> **SET EXERCISE**
Could you write out the records below exactly as they appear?

> **PROVIDED RECORDS**
___

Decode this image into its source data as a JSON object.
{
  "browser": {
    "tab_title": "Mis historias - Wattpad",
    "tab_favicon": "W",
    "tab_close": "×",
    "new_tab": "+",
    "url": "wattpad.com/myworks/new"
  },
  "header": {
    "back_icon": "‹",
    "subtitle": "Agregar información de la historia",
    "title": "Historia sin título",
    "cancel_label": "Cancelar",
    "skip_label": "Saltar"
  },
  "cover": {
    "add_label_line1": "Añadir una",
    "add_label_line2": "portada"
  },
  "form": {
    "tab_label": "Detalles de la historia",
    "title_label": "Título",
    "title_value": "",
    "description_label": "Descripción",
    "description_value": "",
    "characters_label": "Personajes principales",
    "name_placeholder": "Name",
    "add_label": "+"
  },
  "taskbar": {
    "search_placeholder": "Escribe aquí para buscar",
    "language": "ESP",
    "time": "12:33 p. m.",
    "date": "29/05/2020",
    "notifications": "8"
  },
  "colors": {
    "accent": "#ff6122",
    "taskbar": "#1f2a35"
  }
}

___

> **FULL ANSWER**
Decode this image into its source data as a JSON object.
{
  "browser": {
    "tab_title": "Mis historias - Wattpad",
    "tab_favicon": "W",
    "tab_close": "×",
    "new_tab": "+",
    "url": "wattpad.com/myworks/new"
  },
  "header": {
    "back_icon": "‹",
    "subtitle": "Agregar información de la historia",
    "title": "Historia sin título",
    "cancel_label": "Cancelar",
    "skip_label": "Saltar"
  },
  "cover": {
    "add_label_line1": "Añadir una",
    "add_label_line2": "portada"
  },
  "form": {
    "tab_label": "Detalles de la historia",
    "title_label": "Título",
    "title_value": "",
    "description_label": "Descripción",
    "description_value": "",
    "characters_label": "Personajes principales",
    "name_placeholder": "Name",
    "add_label": "+"
  },
  "taskbar": {
    "search_placeholder": "Escribe aquí para buscar",
    "language": "ESP",
    "time": "12:33 p. m.",
    "date": "29/05/2020",
    "notifications": "8"
  },
  "colors": {
    "accent": "#ff6122",
    "taskbar": "#1f2a35"
  }
}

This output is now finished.